▶ _Raw records_:
— BEGIN —
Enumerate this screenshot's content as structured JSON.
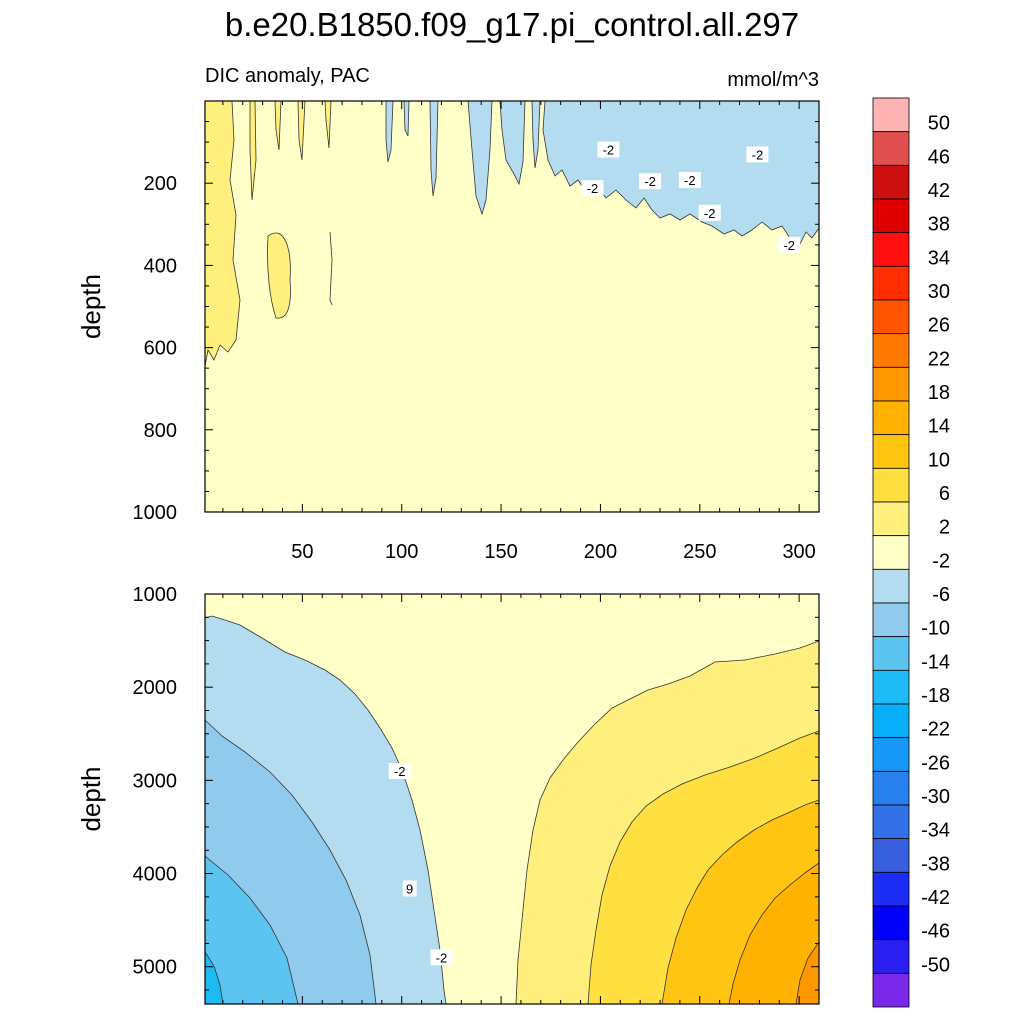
{
  "chart_data": {
    "type": "heatmap",
    "title": "b.e20.B1850.f09_g17.pi_control.all.297",
    "subtitle_left": "DIC anomaly, PAC",
    "subtitle_right": "mmol/m^3",
    "x": {
      "range": [
        1,
        310
      ],
      "ticks": [
        50,
        100,
        150,
        200,
        250,
        300
      ]
    },
    "panels": [
      {
        "name": "upper",
        "ylabel": "depth",
        "ylim": [
          1000,
          0
        ],
        "yticks": [
          200,
          400,
          600,
          800,
          1000
        ],
        "background_level": "-2 to 2",
        "contour_labels": [
          {
            "text": "-2",
            "x": 196,
            "y": 212
          },
          {
            "text": "-2",
            "x": 204,
            "y": 118
          },
          {
            "text": "-2",
            "x": 225,
            "y": 195
          },
          {
            "text": "-2",
            "x": 245,
            "y": 192
          },
          {
            "text": "-2",
            "x": 255,
            "y": 272
          },
          {
            "text": "-2",
            "x": 279,
            "y": 130
          },
          {
            "text": "-2",
            "x": 295,
            "y": 350
          }
        ]
      },
      {
        "name": "lower",
        "ylabel": "depth",
        "ylim": [
          5400,
          1000
        ],
        "yticks": [
          1000,
          2000,
          3000,
          4000,
          5000
        ],
        "contour_labels": [
          {
            "text": "-2",
            "x": 99,
            "y": 2900
          },
          {
            "text": "9",
            "x": 104,
            "y": 4160
          },
          {
            "text": "-2",
            "x": 120,
            "y": 4900
          }
        ]
      }
    ],
    "colorbar": {
      "labels": [
        "50",
        "46",
        "42",
        "38",
        "34",
        "30",
        "26",
        "22",
        "18",
        "14",
        "10",
        "6",
        "2",
        "-2",
        "-6",
        "-10",
        "-14",
        "-18",
        "-22",
        "-26",
        "-30",
        "-34",
        "-38",
        "-42",
        "-46",
        "-50"
      ],
      "colors": [
        "#ffb4b4",
        "#e05050",
        "#cc1010",
        "#e00000",
        "#ff1010",
        "#ff2e00",
        "#ff5500",
        "#ff7800",
        "#ff9700",
        "#ffb200",
        "#ffc512",
        "#ffe040",
        "#fff07e",
        "#ffffc8",
        "#b4dcf0",
        "#90caec",
        "#5cc4f0",
        "#1ebaf6",
        "#08aef8",
        "#1898f8",
        "#2880ee",
        "#3470e6",
        "#3860de",
        "#1c2ef5",
        "#0000f8",
        "#2a1ef0",
        "#7a28ea"
      ]
    }
  }
}
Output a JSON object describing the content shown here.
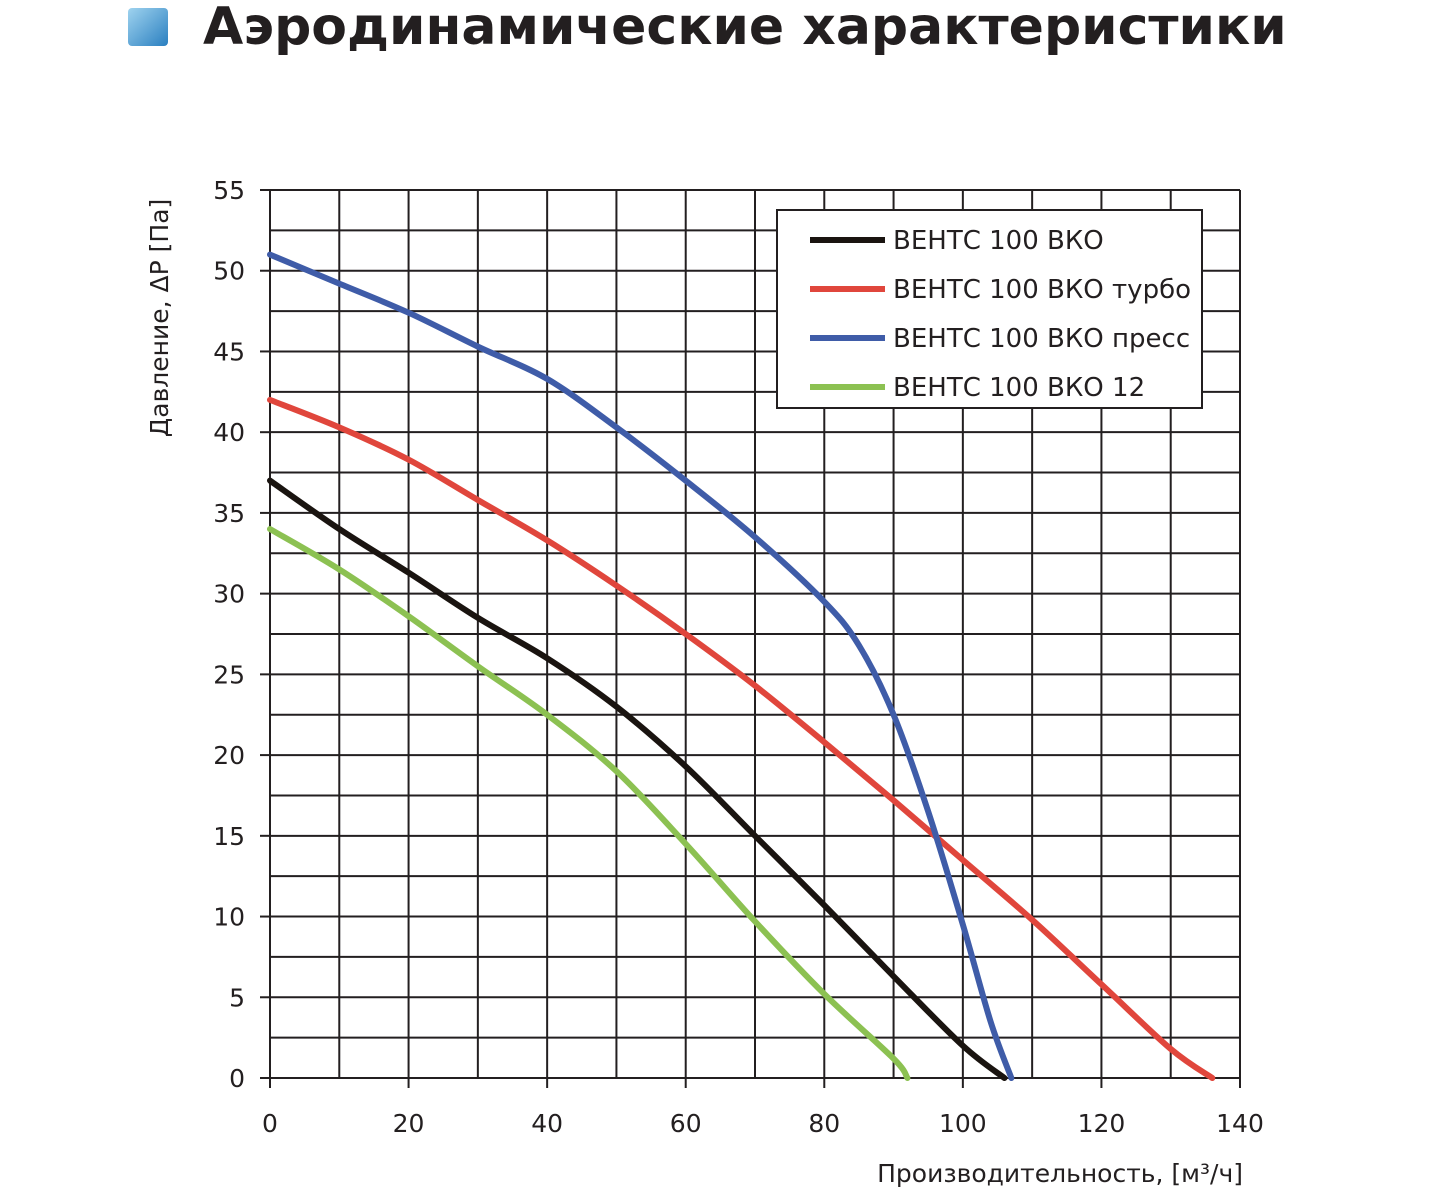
{
  "chart_data": {
    "type": "line",
    "title": "Аэродинамические характеристики",
    "x_label": "Производительность, [м³/ч]",
    "y_label": "Давление, ΔP [Па]",
    "xlim": [
      0,
      140
    ],
    "ylim": [
      0,
      55
    ],
    "xticks": [
      0,
      20,
      40,
      60,
      80,
      100,
      120,
      140
    ],
    "yticks": [
      0,
      5,
      10,
      15,
      20,
      25,
      30,
      35,
      40,
      45,
      50,
      55
    ],
    "grid": true,
    "x_grid_step": 10,
    "y_grid_step": 2.5,
    "legend": "upper right",
    "series": [
      {
        "name": "ВЕНТС 100 ВКО",
        "color": "#1a1410",
        "x": [
          0,
          10,
          20,
          30,
          40,
          50,
          60,
          70,
          80,
          90,
          100,
          106
        ],
        "values": [
          37,
          34,
          31.3,
          28.5,
          26,
          23,
          19.3,
          15,
          10.7,
          6.3,
          2,
          0
        ]
      },
      {
        "name": "ВЕНТС 100 ВКО турбо",
        "color": "#e0463c",
        "x": [
          0,
          10,
          20,
          30,
          40,
          50,
          60,
          70,
          80,
          90,
          100,
          110,
          120,
          130,
          136
        ],
        "values": [
          42,
          40.3,
          38.3,
          35.8,
          33.3,
          30.5,
          27.5,
          24.3,
          20.8,
          17.2,
          13.5,
          9.8,
          5.8,
          1.8,
          0
        ]
      },
      {
        "name": "ВЕНТС 100 ВКО пресс",
        "color": "#3f5ca8",
        "x": [
          0,
          10,
          20,
          30,
          40,
          50,
          60,
          70,
          80,
          85,
          90,
          95,
          100,
          104,
          107
        ],
        "values": [
          51,
          49.2,
          47.4,
          45.3,
          43.3,
          40.3,
          37,
          33.5,
          29.5,
          26.8,
          22.5,
          16.5,
          9.5,
          3.5,
          0
        ]
      },
      {
        "name": "ВЕНТС 100 ВКО 12",
        "color": "#8cc152",
        "x": [
          0,
          10,
          20,
          30,
          40,
          50,
          60,
          70,
          80,
          90,
          92
        ],
        "values": [
          34,
          31.5,
          28.6,
          25.5,
          22.5,
          19,
          14.5,
          9.7,
          5.2,
          1.2,
          0
        ]
      }
    ]
  }
}
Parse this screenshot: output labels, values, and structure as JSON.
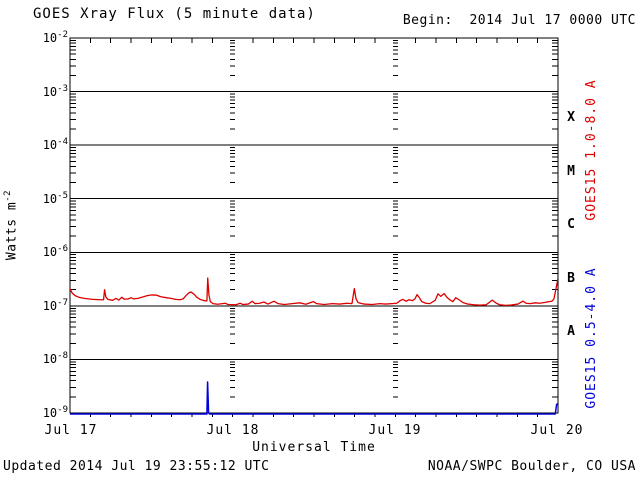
{
  "header": {
    "title": "GOES Xray Flux (5 minute data)",
    "begin_label": "Begin:  2014 Jul 17 0000 UTC"
  },
  "footer": {
    "updated": "Updated 2014 Jul 19 23:55:12 UTC",
    "credit": "NOAA/SWPC Boulder, CO USA"
  },
  "colors": {
    "long_channel": "#dd0000",
    "short_channel": "#0000dd",
    "axis": "#000000",
    "background": "#ffffff"
  },
  "chart_data": {
    "type": "line",
    "title": "GOES Xray Flux (5 minute data)",
    "x_axis": {
      "label": "Universal Time",
      "ticks": [
        "Jul 17",
        "Jul 18",
        "Jul 19",
        "Jul 20"
      ],
      "range_hours": [
        0,
        72
      ],
      "minor_tick_hours": 3,
      "day_gridlines_hours": [
        24,
        48
      ]
    },
    "y_axis": {
      "base": "10",
      "exponents": [
        "-2",
        "-3",
        "-4",
        "-5",
        "-6",
        "-7",
        "-8",
        "-9"
      ],
      "label_base": "Watts m",
      "label_exponent": "-2",
      "scale": "log",
      "ylim": [
        1e-09,
        0.01
      ]
    },
    "class_letters": [
      "X",
      "M",
      "C",
      "B",
      "A"
    ],
    "legend_position": "right",
    "series": [
      {
        "name": "GOES15 1.0-8.0 A",
        "color": "#dd0000",
        "points": [
          [
            0,
            2.1e-07
          ],
          [
            0.3,
            1.75e-07
          ],
          [
            0.75,
            1.55e-07
          ],
          [
            1.3,
            1.45e-07
          ],
          [
            2.1,
            1.38e-07
          ],
          [
            3.2,
            1.33e-07
          ],
          [
            4.4,
            1.3e-07
          ],
          [
            4.95,
            1.3e-07
          ],
          [
            5.1,
            2e-07
          ],
          [
            5.3,
            1.45e-07
          ],
          [
            5.6,
            1.32e-07
          ],
          [
            6.3,
            1.27e-07
          ],
          [
            6.8,
            1.38e-07
          ],
          [
            7.2,
            1.28e-07
          ],
          [
            7.65,
            1.45e-07
          ],
          [
            8.0,
            1.33e-07
          ],
          [
            8.6,
            1.35e-07
          ],
          [
            9.0,
            1.42e-07
          ],
          [
            9.4,
            1.35e-07
          ],
          [
            10.0,
            1.38e-07
          ],
          [
            10.6,
            1.45e-07
          ],
          [
            11.4,
            1.55e-07
          ],
          [
            12.1,
            1.6e-07
          ],
          [
            12.8,
            1.58e-07
          ],
          [
            13.4,
            1.48e-07
          ],
          [
            14.2,
            1.42e-07
          ],
          [
            14.9,
            1.38e-07
          ],
          [
            15.6,
            1.32e-07
          ],
          [
            16.2,
            1.3e-07
          ],
          [
            16.7,
            1.35e-07
          ],
          [
            17.1,
            1.55e-07
          ],
          [
            17.6,
            1.78e-07
          ],
          [
            17.9,
            1.8e-07
          ],
          [
            18.3,
            1.65e-07
          ],
          [
            18.7,
            1.45e-07
          ],
          [
            19.2,
            1.32e-07
          ],
          [
            19.8,
            1.25e-07
          ],
          [
            20.2,
            1.24e-07
          ],
          [
            20.32,
            3.3e-07
          ],
          [
            20.5,
            1.6e-07
          ],
          [
            20.7,
            1.2e-07
          ],
          [
            21.1,
            1.1e-07
          ],
          [
            21.8,
            1.07e-07
          ],
          [
            22.9,
            1.12e-07
          ],
          [
            23.3,
            1.06e-07
          ],
          [
            24.5,
            1.05e-07
          ],
          [
            25.1,
            1.12e-07
          ],
          [
            25.5,
            1.06e-07
          ],
          [
            26.3,
            1.08e-07
          ],
          [
            26.9,
            1.22e-07
          ],
          [
            27.3,
            1.1e-07
          ],
          [
            28.0,
            1.12e-07
          ],
          [
            28.6,
            1.18e-07
          ],
          [
            29.2,
            1.08e-07
          ],
          [
            30.1,
            1.22e-07
          ],
          [
            30.7,
            1.1e-07
          ],
          [
            31.6,
            1.06e-07
          ],
          [
            32.8,
            1.1e-07
          ],
          [
            33.9,
            1.14e-07
          ],
          [
            34.8,
            1.07e-07
          ],
          [
            35.9,
            1.2e-07
          ],
          [
            36.4,
            1.1e-07
          ],
          [
            37.5,
            1.06e-07
          ],
          [
            38.7,
            1.1e-07
          ],
          [
            39.8,
            1.08e-07
          ],
          [
            40.9,
            1.12e-07
          ],
          [
            41.6,
            1.1e-07
          ],
          [
            41.95,
            2.1e-07
          ],
          [
            42.2,
            1.35e-07
          ],
          [
            42.5,
            1.15e-07
          ],
          [
            43.4,
            1.08e-07
          ],
          [
            44.6,
            1.06e-07
          ],
          [
            45.7,
            1.1e-07
          ],
          [
            46.6,
            1.08e-07
          ],
          [
            47.5,
            1.1e-07
          ],
          [
            48.2,
            1.12e-07
          ],
          [
            48.7,
            1.25e-07
          ],
          [
            49.1,
            1.32e-07
          ],
          [
            49.6,
            1.22e-07
          ],
          [
            50.0,
            1.3e-07
          ],
          [
            50.5,
            1.25e-07
          ],
          [
            50.9,
            1.35e-07
          ],
          [
            51.2,
            1.62e-07
          ],
          [
            51.5,
            1.45e-07
          ],
          [
            51.9,
            1.2e-07
          ],
          [
            52.5,
            1.12e-07
          ],
          [
            53.1,
            1.1e-07
          ],
          [
            53.9,
            1.28e-07
          ],
          [
            54.3,
            1.68e-07
          ],
          [
            54.7,
            1.5e-07
          ],
          [
            55.2,
            1.7e-07
          ],
          [
            55.6,
            1.45e-07
          ],
          [
            56.1,
            1.28e-07
          ],
          [
            56.5,
            1.2e-07
          ],
          [
            56.9,
            1.42e-07
          ],
          [
            57.4,
            1.3e-07
          ],
          [
            58.0,
            1.15e-07
          ],
          [
            58.7,
            1.08e-07
          ],
          [
            59.6,
            1.05e-07
          ],
          [
            60.5,
            1.03e-07
          ],
          [
            61.4,
            1.05e-07
          ],
          [
            62.3,
            1.28e-07
          ],
          [
            62.9,
            1.12e-07
          ],
          [
            63.4,
            1.05e-07
          ],
          [
            64.3,
            1.02e-07
          ],
          [
            65.2,
            1.04e-07
          ],
          [
            66.1,
            1.08e-07
          ],
          [
            66.8,
            1.22e-07
          ],
          [
            67.3,
            1.12e-07
          ],
          [
            67.9,
            1.1e-07
          ],
          [
            68.6,
            1.14e-07
          ],
          [
            69.3,
            1.12e-07
          ],
          [
            70.1,
            1.16e-07
          ],
          [
            70.7,
            1.2e-07
          ],
          [
            71.1,
            1.22e-07
          ],
          [
            71.4,
            1.35e-07
          ],
          [
            71.6,
            1.8e-07
          ],
          [
            71.85,
            2.6e-07
          ],
          [
            72,
            3.3e-07
          ]
        ]
      },
      {
        "name": "GOES15 0.5-4.0 A",
        "color": "#0000dd",
        "points": [
          [
            0,
            9.6e-10
          ],
          [
            5,
            9.6e-10
          ],
          [
            10,
            9.6e-10
          ],
          [
            15,
            9.6e-10
          ],
          [
            20.2,
            9.6e-10
          ],
          [
            20.3,
            3.8e-09
          ],
          [
            20.45,
            1e-09
          ],
          [
            20.6,
            9.6e-10
          ],
          [
            25,
            9.6e-10
          ],
          [
            30,
            9.6e-10
          ],
          [
            35,
            9.6e-10
          ],
          [
            40,
            9.6e-10
          ],
          [
            45,
            9.6e-10
          ],
          [
            50,
            9.6e-10
          ],
          [
            55,
            9.6e-10
          ],
          [
            60,
            9.6e-10
          ],
          [
            65,
            9.6e-10
          ],
          [
            70,
            9.6e-10
          ],
          [
            71.6,
            9.6e-10
          ],
          [
            71.8,
            1.45e-09
          ],
          [
            72,
            1.5e-09
          ]
        ]
      }
    ]
  }
}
— END —
▶ _What you should do_:
Return each line with "name".

▶ _Task result_:
        "name": "upper",
        "name": "lower",
        "name": "ВЕНТС 100 ВКО",
        "name": "ВЕНТС 100 ВКО турбо",
        "name": "ВЕНТС 100 ВКО пресс",
        "name": "ВЕНТС 100 ВКО 12",
        "name": "GOES15 1.0-8.0 A",
        "name": "GOES15 0.5-4.0 A",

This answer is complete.